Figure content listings
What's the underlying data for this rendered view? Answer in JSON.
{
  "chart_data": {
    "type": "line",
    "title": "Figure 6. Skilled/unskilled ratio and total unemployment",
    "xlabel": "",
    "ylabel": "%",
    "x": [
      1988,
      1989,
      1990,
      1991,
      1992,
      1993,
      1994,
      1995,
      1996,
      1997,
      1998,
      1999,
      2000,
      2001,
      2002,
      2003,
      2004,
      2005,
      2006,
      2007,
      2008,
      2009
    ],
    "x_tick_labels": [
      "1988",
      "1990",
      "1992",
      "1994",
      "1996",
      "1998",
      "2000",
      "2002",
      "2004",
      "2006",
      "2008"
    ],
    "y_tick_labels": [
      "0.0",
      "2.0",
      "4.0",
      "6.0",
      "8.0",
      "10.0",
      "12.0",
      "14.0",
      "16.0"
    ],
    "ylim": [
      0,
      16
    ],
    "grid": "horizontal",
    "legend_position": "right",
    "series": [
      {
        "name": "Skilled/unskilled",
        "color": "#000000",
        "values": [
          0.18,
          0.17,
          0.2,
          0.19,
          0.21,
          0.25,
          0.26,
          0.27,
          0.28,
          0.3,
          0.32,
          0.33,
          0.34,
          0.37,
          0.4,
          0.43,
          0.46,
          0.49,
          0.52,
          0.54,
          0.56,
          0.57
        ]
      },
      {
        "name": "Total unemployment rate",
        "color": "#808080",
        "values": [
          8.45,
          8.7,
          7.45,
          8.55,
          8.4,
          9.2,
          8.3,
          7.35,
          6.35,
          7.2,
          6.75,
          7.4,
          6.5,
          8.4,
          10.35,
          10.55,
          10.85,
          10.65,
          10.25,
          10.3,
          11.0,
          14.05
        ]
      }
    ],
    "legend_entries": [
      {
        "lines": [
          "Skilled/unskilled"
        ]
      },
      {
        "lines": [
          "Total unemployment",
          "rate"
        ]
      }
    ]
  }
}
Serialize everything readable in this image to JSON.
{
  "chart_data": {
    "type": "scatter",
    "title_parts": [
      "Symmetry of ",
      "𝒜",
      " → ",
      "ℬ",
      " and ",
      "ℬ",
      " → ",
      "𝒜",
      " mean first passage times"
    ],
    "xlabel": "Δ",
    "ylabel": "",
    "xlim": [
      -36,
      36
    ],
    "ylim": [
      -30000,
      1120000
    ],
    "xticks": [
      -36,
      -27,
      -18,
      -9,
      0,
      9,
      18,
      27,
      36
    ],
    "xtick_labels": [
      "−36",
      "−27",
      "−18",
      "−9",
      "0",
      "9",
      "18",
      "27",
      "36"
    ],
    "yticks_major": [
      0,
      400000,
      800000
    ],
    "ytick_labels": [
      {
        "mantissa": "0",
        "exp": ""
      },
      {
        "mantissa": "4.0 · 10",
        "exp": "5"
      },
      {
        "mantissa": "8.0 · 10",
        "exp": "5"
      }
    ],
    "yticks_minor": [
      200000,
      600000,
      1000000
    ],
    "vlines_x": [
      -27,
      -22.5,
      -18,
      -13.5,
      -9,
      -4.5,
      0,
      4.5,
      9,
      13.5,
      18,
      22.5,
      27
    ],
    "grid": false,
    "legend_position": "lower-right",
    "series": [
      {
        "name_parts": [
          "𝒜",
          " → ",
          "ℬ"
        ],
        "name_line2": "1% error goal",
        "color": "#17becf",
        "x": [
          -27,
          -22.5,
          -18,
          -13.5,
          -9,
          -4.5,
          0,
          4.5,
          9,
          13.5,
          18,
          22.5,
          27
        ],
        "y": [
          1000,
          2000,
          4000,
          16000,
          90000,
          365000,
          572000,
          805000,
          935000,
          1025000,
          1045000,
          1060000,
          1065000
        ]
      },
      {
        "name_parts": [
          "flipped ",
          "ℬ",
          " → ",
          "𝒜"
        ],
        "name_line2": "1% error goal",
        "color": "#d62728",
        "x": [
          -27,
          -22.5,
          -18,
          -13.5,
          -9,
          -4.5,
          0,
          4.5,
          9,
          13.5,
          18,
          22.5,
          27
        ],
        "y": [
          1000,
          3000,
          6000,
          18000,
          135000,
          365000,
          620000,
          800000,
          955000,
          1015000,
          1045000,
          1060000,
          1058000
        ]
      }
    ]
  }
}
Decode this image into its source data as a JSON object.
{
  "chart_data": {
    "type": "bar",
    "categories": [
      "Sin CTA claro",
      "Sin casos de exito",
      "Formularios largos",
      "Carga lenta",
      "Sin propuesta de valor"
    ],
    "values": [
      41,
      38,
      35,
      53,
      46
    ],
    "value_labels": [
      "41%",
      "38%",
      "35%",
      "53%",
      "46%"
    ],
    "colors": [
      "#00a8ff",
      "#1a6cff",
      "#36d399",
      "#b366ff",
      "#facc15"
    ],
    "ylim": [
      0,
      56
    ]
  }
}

» **Exercise goal**: Give the count of lines holding the word "Skilled" and nothing more.

» **The output**: 3